> [Given task]: Look through the data below. Collect every line where the word "title" occurs.

------------------------------------------------

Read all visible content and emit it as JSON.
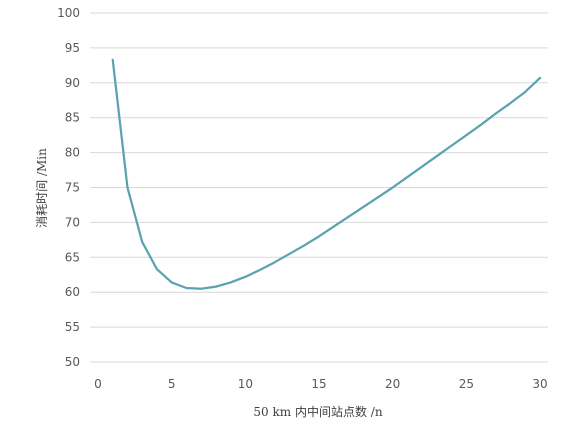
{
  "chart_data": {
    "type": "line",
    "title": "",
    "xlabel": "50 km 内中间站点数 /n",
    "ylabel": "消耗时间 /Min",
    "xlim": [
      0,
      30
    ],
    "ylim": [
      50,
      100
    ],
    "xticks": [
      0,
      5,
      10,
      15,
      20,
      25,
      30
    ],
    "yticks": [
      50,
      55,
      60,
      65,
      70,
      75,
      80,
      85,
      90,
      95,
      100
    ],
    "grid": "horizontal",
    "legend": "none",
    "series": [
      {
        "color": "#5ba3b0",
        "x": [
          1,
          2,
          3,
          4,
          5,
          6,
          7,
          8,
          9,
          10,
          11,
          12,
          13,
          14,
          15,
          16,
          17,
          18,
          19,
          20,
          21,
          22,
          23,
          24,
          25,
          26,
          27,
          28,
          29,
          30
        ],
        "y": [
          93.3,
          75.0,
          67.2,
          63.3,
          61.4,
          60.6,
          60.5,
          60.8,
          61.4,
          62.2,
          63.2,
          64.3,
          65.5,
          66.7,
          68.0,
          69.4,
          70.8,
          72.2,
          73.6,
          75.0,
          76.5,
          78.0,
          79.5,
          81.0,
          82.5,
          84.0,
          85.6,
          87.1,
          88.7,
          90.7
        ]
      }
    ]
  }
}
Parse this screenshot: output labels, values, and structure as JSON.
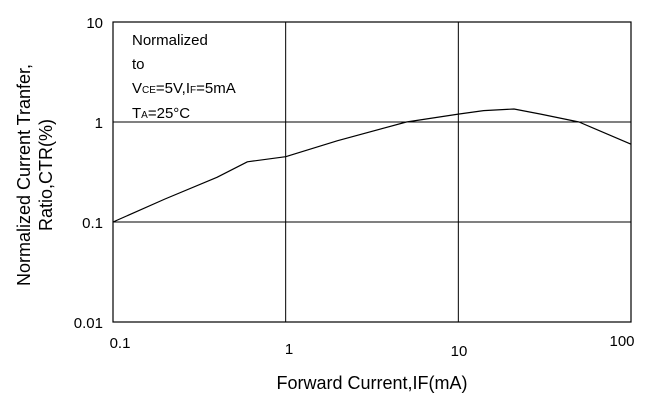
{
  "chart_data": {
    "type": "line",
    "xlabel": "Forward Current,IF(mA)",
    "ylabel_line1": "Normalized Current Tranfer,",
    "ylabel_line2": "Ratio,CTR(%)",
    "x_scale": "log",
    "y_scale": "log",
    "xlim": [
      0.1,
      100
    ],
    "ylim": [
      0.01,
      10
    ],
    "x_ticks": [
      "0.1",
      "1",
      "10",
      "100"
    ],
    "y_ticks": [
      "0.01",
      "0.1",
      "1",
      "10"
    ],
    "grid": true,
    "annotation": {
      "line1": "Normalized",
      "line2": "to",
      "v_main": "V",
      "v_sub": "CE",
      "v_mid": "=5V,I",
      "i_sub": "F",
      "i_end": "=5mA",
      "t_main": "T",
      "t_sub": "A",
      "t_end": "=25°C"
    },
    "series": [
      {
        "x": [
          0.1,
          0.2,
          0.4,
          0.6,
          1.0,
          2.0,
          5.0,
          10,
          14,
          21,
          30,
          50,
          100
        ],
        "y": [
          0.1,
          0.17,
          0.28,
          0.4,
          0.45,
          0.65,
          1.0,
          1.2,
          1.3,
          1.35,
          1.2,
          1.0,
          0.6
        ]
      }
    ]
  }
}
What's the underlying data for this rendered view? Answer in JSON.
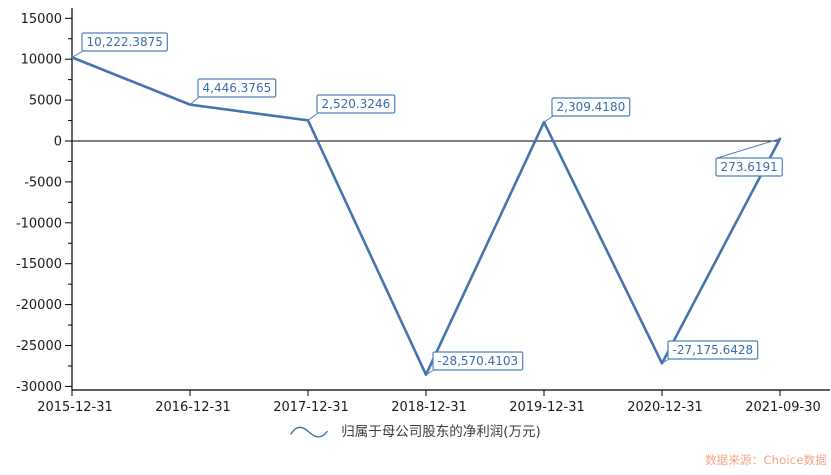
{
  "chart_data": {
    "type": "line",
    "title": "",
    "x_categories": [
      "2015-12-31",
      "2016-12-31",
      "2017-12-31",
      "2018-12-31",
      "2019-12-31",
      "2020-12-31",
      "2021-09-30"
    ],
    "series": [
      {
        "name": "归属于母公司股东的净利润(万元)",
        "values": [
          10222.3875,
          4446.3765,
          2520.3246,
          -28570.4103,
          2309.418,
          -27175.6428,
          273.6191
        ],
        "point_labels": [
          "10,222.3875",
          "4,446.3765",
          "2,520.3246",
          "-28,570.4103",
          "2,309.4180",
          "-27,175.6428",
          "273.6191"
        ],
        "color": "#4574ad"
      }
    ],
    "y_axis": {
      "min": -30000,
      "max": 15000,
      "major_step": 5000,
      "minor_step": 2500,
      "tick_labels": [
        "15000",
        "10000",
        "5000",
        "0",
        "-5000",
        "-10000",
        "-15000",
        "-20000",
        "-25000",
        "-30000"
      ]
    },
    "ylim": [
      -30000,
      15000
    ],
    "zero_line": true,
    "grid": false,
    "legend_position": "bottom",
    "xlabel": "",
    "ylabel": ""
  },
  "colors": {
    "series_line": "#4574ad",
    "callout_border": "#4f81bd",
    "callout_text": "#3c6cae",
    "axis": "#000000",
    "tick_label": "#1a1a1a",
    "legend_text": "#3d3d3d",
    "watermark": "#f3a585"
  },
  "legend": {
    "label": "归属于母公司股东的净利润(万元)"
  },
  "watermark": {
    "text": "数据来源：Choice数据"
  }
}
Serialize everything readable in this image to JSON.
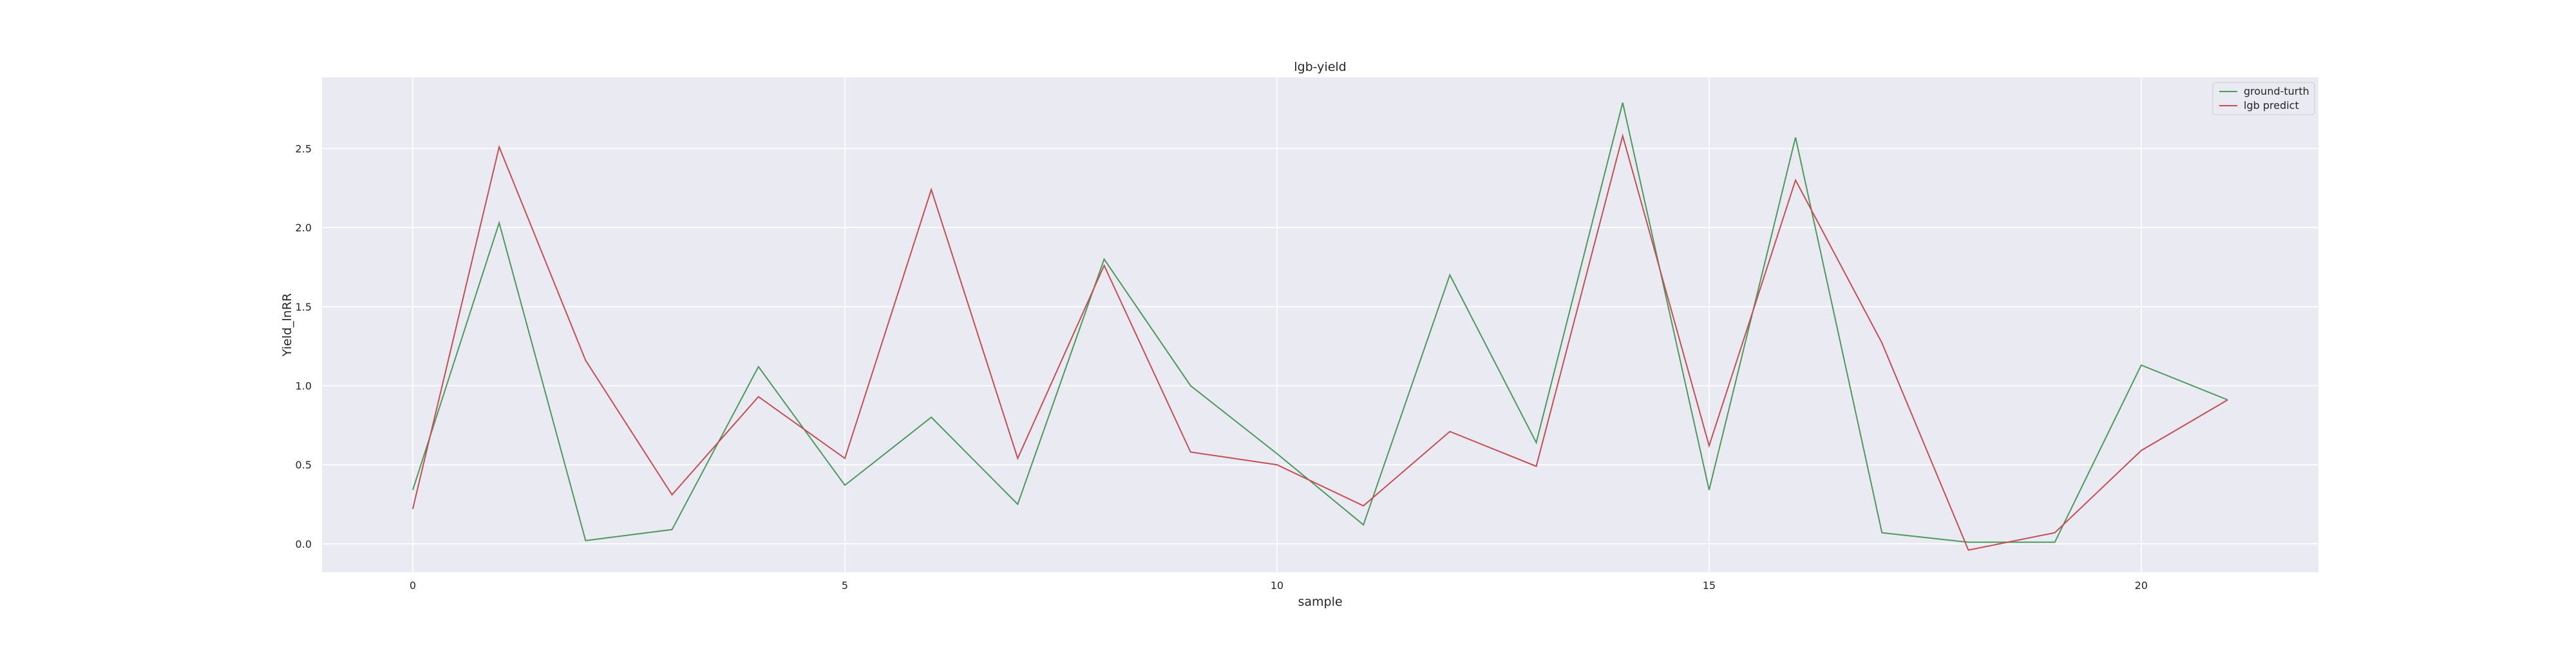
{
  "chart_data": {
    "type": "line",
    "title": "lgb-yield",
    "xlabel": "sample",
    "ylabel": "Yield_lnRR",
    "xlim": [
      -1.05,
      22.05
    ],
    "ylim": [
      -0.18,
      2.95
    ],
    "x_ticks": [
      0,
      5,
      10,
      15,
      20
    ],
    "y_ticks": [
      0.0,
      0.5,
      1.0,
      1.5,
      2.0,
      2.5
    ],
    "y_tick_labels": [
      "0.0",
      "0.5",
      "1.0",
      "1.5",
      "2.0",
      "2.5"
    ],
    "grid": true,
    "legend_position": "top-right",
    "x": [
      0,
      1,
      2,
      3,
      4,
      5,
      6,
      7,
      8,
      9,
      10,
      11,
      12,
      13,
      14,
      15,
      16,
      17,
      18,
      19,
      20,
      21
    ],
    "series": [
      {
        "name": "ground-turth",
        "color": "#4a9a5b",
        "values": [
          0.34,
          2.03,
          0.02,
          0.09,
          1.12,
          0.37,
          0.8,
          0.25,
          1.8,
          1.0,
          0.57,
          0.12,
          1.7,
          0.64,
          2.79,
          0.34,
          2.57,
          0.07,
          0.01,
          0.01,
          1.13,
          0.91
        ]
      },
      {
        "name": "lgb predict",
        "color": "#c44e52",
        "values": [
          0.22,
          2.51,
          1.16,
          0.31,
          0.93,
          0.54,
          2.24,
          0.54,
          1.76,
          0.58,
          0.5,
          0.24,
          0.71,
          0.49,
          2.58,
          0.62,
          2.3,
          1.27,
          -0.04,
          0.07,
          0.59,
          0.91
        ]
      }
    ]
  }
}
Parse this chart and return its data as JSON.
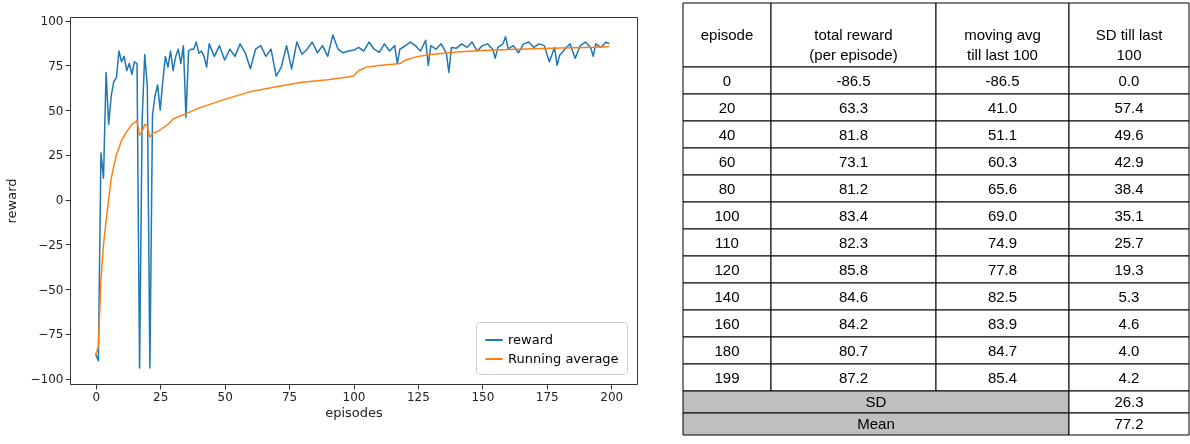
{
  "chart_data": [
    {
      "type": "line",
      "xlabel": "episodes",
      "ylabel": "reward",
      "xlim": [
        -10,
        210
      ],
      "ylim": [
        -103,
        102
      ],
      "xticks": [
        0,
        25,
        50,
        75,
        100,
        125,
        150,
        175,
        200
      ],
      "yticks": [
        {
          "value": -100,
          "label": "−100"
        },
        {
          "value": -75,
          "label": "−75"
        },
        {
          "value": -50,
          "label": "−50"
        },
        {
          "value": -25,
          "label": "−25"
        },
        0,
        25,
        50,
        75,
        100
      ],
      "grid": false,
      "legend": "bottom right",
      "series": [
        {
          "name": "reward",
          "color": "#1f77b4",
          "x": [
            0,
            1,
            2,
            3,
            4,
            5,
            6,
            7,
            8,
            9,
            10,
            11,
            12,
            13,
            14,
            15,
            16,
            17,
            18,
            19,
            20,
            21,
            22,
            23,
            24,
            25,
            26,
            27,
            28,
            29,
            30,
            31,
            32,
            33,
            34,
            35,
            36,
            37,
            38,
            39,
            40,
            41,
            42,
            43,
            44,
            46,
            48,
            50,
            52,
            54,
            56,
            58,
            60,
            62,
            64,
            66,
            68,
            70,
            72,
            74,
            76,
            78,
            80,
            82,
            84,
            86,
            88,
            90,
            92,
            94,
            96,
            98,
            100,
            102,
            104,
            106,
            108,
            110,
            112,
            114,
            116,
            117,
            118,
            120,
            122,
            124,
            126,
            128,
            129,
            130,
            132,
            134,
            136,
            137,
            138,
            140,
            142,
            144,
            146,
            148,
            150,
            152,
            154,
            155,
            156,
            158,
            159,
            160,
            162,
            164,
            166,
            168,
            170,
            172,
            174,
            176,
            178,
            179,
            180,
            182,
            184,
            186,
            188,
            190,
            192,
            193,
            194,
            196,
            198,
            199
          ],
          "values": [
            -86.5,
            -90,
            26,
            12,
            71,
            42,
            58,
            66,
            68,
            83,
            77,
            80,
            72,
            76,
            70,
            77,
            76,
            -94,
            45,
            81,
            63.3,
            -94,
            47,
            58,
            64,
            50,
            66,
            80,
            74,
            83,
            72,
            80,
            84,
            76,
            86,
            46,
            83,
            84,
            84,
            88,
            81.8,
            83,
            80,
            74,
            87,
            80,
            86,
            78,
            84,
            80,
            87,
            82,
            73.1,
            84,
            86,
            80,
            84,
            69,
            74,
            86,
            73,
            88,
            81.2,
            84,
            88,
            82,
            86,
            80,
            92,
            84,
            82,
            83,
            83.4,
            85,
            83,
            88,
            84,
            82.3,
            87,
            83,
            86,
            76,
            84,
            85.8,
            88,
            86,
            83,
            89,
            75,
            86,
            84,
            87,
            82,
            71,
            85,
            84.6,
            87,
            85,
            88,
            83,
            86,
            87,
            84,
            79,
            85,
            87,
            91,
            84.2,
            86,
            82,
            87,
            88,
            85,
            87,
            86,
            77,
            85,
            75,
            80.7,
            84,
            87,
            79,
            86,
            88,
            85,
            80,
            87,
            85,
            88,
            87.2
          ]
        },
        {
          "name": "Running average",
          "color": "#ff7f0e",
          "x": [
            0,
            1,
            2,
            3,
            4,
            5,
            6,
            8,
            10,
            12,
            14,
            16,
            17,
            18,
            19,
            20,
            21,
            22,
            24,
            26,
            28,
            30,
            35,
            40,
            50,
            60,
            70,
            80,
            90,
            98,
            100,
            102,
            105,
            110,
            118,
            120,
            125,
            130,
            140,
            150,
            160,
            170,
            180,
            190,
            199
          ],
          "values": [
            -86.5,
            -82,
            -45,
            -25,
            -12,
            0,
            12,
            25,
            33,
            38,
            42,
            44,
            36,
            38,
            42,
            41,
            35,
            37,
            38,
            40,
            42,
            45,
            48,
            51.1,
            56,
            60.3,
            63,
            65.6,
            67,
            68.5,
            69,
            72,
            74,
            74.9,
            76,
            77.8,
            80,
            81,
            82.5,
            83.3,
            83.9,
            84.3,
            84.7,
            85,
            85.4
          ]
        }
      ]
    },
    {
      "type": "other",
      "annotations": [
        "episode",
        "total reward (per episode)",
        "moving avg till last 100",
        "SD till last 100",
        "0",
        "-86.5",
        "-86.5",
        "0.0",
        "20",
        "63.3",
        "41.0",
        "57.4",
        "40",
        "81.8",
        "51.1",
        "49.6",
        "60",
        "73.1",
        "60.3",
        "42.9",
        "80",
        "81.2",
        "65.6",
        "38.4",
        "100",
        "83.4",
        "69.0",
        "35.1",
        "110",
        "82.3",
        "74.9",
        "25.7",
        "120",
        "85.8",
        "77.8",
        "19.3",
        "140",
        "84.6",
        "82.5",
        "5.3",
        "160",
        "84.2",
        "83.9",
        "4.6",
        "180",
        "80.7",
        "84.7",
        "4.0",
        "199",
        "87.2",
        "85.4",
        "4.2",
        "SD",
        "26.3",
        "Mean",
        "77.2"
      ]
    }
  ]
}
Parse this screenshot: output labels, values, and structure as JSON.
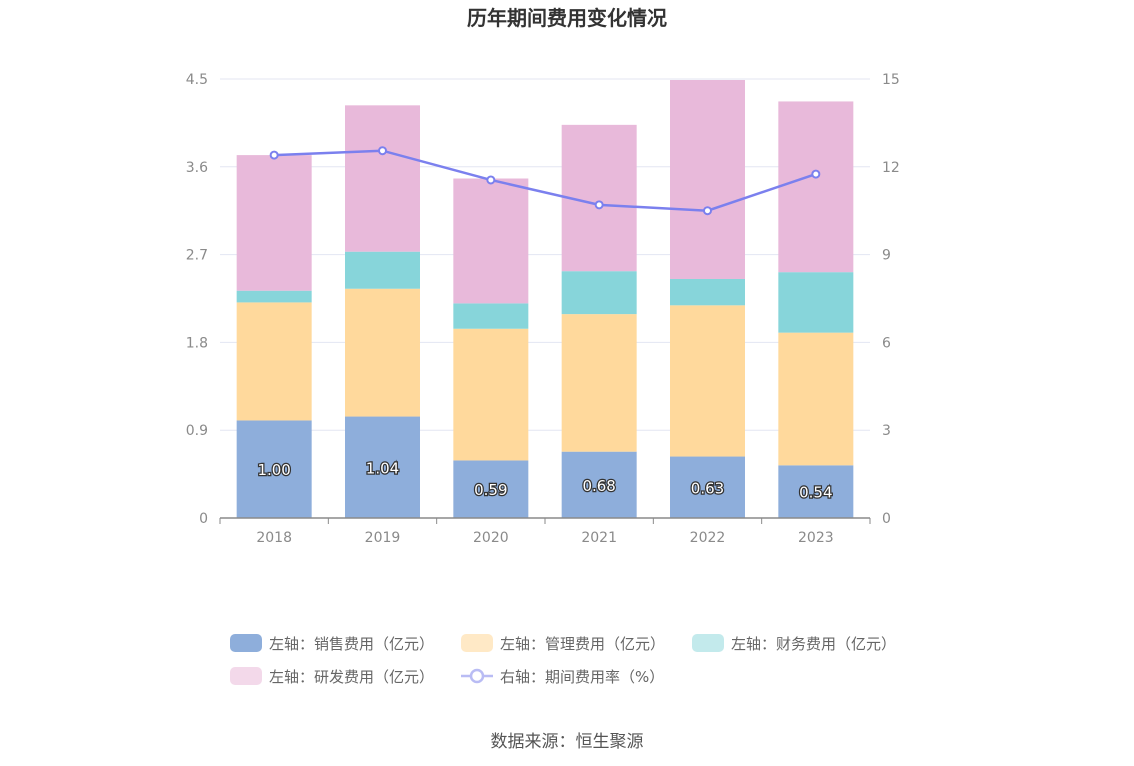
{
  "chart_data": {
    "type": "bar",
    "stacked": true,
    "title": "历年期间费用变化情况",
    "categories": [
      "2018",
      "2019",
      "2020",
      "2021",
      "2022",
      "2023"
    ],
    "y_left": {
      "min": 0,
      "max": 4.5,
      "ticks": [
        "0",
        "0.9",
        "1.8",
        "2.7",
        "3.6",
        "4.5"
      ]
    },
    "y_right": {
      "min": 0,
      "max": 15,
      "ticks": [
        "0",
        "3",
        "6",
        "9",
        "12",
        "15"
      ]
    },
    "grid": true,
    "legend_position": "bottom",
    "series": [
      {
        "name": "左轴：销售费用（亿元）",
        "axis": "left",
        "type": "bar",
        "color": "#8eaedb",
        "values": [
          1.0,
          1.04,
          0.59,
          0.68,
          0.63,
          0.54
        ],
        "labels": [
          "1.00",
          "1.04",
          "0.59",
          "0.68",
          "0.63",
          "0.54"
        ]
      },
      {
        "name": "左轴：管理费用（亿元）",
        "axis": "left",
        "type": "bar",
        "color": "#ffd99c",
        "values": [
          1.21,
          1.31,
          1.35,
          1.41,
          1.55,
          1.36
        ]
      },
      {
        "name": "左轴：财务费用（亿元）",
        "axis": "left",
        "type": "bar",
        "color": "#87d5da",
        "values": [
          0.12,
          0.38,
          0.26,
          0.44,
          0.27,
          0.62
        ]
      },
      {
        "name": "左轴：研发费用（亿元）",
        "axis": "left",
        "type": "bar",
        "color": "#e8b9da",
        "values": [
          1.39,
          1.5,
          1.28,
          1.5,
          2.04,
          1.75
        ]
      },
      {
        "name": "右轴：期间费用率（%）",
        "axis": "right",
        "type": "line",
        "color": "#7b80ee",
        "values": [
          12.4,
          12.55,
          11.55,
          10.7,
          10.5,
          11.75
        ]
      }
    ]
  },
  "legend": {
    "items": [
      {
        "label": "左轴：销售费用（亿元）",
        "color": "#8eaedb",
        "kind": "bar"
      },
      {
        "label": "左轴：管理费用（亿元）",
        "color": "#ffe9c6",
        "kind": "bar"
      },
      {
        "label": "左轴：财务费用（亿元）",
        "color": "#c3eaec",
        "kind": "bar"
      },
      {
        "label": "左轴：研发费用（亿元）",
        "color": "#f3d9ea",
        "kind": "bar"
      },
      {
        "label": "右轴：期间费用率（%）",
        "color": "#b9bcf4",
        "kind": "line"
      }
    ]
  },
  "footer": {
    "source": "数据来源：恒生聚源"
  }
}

------------------------------------------------

> [Result below]:
    "title": "",
    "title": "",
    "title": "lgb-yield",
    "title": "历年期间费用变化情况",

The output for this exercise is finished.